To be done:
Retype everything in the listing, leaving each line exactly as it is.

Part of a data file
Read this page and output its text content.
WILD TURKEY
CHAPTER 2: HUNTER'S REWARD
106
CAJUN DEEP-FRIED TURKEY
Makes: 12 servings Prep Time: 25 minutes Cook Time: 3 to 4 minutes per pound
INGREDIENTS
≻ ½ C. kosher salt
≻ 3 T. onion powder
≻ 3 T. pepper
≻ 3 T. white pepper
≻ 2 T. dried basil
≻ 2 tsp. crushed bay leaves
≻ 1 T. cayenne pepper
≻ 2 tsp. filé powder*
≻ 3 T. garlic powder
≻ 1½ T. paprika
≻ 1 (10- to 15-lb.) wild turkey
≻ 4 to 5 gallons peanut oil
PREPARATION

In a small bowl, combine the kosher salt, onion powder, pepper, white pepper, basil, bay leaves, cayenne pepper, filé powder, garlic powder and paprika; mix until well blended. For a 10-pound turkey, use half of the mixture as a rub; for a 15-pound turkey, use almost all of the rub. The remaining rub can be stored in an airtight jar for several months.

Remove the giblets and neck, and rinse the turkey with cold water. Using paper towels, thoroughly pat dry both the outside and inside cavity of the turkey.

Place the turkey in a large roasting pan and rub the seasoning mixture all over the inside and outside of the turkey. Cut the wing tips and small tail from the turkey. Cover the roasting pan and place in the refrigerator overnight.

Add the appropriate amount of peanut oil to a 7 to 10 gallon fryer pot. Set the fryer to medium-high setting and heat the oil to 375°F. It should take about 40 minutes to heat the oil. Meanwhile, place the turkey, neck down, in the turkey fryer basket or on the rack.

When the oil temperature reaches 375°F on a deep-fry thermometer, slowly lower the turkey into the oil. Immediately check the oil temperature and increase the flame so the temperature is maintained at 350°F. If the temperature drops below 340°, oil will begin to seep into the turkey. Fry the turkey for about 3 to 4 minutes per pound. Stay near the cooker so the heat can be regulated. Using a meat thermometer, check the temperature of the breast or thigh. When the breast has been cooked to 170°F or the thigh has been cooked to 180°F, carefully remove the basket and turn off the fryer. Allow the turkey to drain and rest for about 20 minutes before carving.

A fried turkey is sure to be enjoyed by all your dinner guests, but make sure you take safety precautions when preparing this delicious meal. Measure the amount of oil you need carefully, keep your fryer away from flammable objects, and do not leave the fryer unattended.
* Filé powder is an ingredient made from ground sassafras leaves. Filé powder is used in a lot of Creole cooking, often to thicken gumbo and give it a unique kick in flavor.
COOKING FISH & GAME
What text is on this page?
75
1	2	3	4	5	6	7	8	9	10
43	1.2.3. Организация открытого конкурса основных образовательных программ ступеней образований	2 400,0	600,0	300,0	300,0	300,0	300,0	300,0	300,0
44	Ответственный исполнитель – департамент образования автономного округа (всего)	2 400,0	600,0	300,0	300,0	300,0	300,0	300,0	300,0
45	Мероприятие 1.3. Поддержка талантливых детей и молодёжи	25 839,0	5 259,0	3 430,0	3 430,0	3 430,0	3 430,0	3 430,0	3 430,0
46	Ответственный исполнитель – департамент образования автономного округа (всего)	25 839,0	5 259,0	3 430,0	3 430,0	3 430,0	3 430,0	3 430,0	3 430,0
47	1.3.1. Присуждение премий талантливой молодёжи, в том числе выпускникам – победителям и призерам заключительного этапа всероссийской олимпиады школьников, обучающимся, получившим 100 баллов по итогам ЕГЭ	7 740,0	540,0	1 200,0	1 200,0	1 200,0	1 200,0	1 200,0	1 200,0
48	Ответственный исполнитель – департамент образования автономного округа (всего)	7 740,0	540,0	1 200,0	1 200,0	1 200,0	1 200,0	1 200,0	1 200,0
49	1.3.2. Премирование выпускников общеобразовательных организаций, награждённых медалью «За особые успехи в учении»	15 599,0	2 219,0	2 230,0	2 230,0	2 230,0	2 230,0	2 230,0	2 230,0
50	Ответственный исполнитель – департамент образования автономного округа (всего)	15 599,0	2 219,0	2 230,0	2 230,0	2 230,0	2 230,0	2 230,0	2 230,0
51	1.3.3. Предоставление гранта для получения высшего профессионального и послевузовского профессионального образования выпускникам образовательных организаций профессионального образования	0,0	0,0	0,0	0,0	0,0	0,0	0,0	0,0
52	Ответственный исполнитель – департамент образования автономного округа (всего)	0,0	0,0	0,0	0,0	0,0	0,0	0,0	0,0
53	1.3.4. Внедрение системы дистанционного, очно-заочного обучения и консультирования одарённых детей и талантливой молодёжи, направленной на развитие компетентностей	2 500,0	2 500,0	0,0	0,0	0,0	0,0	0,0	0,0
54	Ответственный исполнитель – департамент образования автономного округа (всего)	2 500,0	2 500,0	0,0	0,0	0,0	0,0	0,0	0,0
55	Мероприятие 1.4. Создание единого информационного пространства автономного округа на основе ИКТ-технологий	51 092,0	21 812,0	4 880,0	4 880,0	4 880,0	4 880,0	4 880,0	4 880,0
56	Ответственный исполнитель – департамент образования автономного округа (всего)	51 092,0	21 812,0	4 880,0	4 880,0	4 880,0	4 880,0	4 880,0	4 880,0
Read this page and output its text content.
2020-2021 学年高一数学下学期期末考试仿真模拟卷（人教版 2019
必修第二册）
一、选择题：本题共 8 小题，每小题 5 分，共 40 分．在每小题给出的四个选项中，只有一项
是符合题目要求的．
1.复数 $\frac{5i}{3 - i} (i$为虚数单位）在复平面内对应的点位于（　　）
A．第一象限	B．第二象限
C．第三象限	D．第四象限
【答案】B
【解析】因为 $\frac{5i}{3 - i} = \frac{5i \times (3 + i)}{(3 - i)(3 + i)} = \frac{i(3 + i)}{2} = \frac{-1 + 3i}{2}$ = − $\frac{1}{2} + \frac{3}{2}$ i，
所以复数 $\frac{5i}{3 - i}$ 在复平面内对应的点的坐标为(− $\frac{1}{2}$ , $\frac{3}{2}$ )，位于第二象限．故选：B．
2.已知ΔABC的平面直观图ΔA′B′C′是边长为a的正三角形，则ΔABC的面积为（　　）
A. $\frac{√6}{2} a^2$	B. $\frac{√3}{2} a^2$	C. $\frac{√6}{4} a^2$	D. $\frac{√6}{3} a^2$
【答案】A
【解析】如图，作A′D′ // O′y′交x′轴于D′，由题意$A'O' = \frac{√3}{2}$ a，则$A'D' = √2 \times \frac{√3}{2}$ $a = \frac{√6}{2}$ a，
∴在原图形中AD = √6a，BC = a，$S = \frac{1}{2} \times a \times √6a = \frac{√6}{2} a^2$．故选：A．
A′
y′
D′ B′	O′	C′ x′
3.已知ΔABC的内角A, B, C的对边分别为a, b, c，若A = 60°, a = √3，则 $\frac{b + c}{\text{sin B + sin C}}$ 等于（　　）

Reply:
Read this page and output its text content.
WILD TURKEY
CHAPTER 2: HUNTER'S REWARD
106
CAJUN DEEP-FRIED TURKEY
Makes: 12 servings Prep Time: 25 minutes Cook Time: 3 to 4 minutes per pound
INGREDIENTS
≻ ½ C. kosher salt
≻ 3 T. onion powder
≻ 3 T. pepper
≻ 3 T. white pepper
≻ 2 T. dried basil
≻ 2 tsp. crushed bay leaves
≻ 1 T. cayenne pepper
≻ 2 tsp. filé powder*
≻ 3 T. garlic powder
≻ 1½ T. paprika
≻ 1 (10- to 15-lb.) wild turkey
≻ 4 to 5 gallons peanut oil
PREPARATION

In a small bowl, combine the kosher salt, onion powder, pepper, white pepper, basil, bay leaves, cayenne pepper, filé powder, garlic powder and paprika; mix until well blended. For a 10-pound turkey, use half of the mixture as a rub; for a 15-pound turkey, use almost all of the rub. The remaining rub can be stored in an airtight jar for several months.

Remove the giblets and neck, and rinse the turkey with cold water. Using paper towels, thoroughly pat dry both the outside and inside cavity of the turkey.

Place the turkey in a large roasting pan and rub the seasoning mixture all over the inside and outside of the turkey. Cut the wing tips and small tail from the turkey. Cover the roasting pan and place in the refrigerator overnight.

Add the appropriate amount of peanut oil to a 7 to 10 gallon fryer pot. Set the fryer to medium-high setting and heat the oil to 375°F. It should take about 40 minutes to heat the oil. Meanwhile, place the turkey, neck down, in the turkey fryer basket or on the rack.

When the oil temperature reaches 375°F on a deep-fry thermometer, slowly lower the turkey into the oil. Immediately check the oil temperature and increase the flame so the temperature is maintained at 350°F. If the temperature drops below 340°, oil will begin to seep into the turkey. Fry the turkey for about 3 to 4 minutes per pound. Stay near the cooker so the heat can be regulated. Using a meat thermometer, check the temperature of the breast or thigh. When the breast has been cooked to 170°F or the thigh has been cooked to 180°F, carefully remove the basket and turn off the fryer. Allow the turkey to drain and rest for about 20 minutes before carving.

A fried turkey is sure to be enjoyed by all your dinner guests, but make sure you take safety precautions when preparing this delicious meal. Measure the amount of oil you need carefully, keep your fryer away from flammable objects, and do not leave the fryer unattended.
* Filé powder is an ingredient made from ground sassafras leaves. Filé powder is used in a lot of Creole cooking, often to thicken gumbo and give it a unique kick in flavor.
COOKING FISH & GAME
What text is on this page?
75
1	2	3	4	5	6	7	8	9	10
43	1.2.3. Организация открытого конкурса основных образовательных программ ступеней образований	2 400,0	600,0	300,0	300,0	300,0	300,0	300,0	300,0
44	Ответственный исполнитель – департамент образования автономного округа (всего)	2 400,0	600,0	300,0	300,0	300,0	300,0	300,0	300,0
45	Мероприятие 1.3. Поддержка талантливых детей и молодёжи	25 839,0	5 259,0	3 430,0	3 430,0	3 430,0	3 430,0	3 430,0	3 430,0
46	Ответственный исполнитель – департамент образования автономного округа (всего)	25 839,0	5 259,0	3 430,0	3 430,0	3 430,0	3 430,0	3 430,0	3 430,0
47	1.3.1. Присуждение премий талантливой молодёжи, в том числе выпускникам – победителям и призерам заключительного этапа всероссийской олимпиады школьников, обучающимся, получившим 100 баллов по итогам ЕГЭ	7 740,0	540,0	1 200,0	1 200,0	1 200,0	1 200,0	1 200,0	1 200,0
48	Ответственный исполнитель – департамент образования автономного округа (всего)	7 740,0	540,0	1 200,0	1 200,0	1 200,0	1 200,0	1 200,0	1 200,0
49	1.3.2. Премирование выпускников общеобразовательных организаций, награждённых медалью «За особые успехи в учении»	15 599,0	2 219,0	2 230,0	2 230,0	2 230,0	2 230,0	2 230,0	2 230,0
50	Ответственный исполнитель – департамент образования автономного округа (всего)	15 599,0	2 219,0	2 230,0	2 230,0	2 230,0	2 230,0	2 230,0	2 230,0
51	1.3.3. Предоставление гранта для получения высшего профессионального и послевузовского профессионального образования выпускникам образовательных организаций профессионального образования	0,0	0,0	0,0	0,0	0,0	0,0	0,0	0,0
52	Ответственный исполнитель – департамент образования автономного округа (всего)	0,0	0,0	0,0	0,0	0,0	0,0	0,0	0,0
53	1.3.4. Внедрение системы дистанционного, очно-заочного обучения и консультирования одарённых детей и талантливой молодёжи, направленной на развитие компетентностей	2 500,0	2 500,0	0,0	0,0	0,0	0,0	0,0	0,0
54	Ответственный исполнитель – департамент образования автономного округа (всего)	2 500,0	2 500,0	0,0	0,0	0,0	0,0	0,0	0,0
55	Мероприятие 1.4. Создание единого информационного пространства автономного округа на основе ИКТ-технологий	51 092,0	21 812,0	4 880,0	4 880,0	4 880,0	4 880,0	4 880,0	4 880,0
56	Ответственный исполнитель – департамент образования автономного округа (всего)	51 092,0	21 812,0	4 880,0	4 880,0	4 880,0	4 880,0	4 880,0	4 880,0
Read this page and output its text content.
2020-2021 学年高一数学下学期期末考试仿真模拟卷（人教版 2019
必修第二册）
一、选择题：本题共 8 小题，每小题 5 分，共 40 分．在每小题给出的四个选项中，只有一项
是符合题目要求的．
1.复数 $\frac{5i}{3 - i} (i$为虚数单位）在复平面内对应的点位于（　　）
A．第一象限	B．第二象限
C．第三象限	D．第四象限
【答案】B
【解析】因为 $\frac{5i}{3 - i} = \frac{5i \times (3 + i)}{(3 - i)(3 + i)} = \frac{i(3 + i)}{2} = \frac{-1 + 3i}{2}$ = − $\frac{1}{2} + \frac{3}{2}$ i，
所以复数 $\frac{5i}{3 - i}$ 在复平面内对应的点的坐标为(− $\frac{1}{2}$ , $\frac{3}{2}$ )，位于第二象限．故选：B．
2.已知ΔABC的平面直观图ΔA′B′C′是边长为a的正三角形，则ΔABC的面积为（　　）
A. $\frac{√6}{2} a^2$	B. $\frac{√3}{2} a^2$	C. $\frac{√6}{4} a^2$	D. $\frac{√6}{3} a^2$
【答案】A
【解析】如图，作A′D′ // O′y′交x′轴于D′，由题意$A'O' = \frac{√3}{2}$ a，则$A'D' = √2 \times \frac{√3}{2}$ $a = \frac{√6}{2}$ a，
∴在原图形中AD = √6a，BC = a，$S = \frac{1}{2} \times a \times √6a = \frac{√6}{2} a^2$．故选：A．
A′
y′
D′ B′	O′	C′ x′
3.已知ΔABC的内角A, B, C的对边分别为a, b, c，若A = 60°, a = √3，则 $\frac{b + c}{\text{sin B + sin C}}$ 等于（　　）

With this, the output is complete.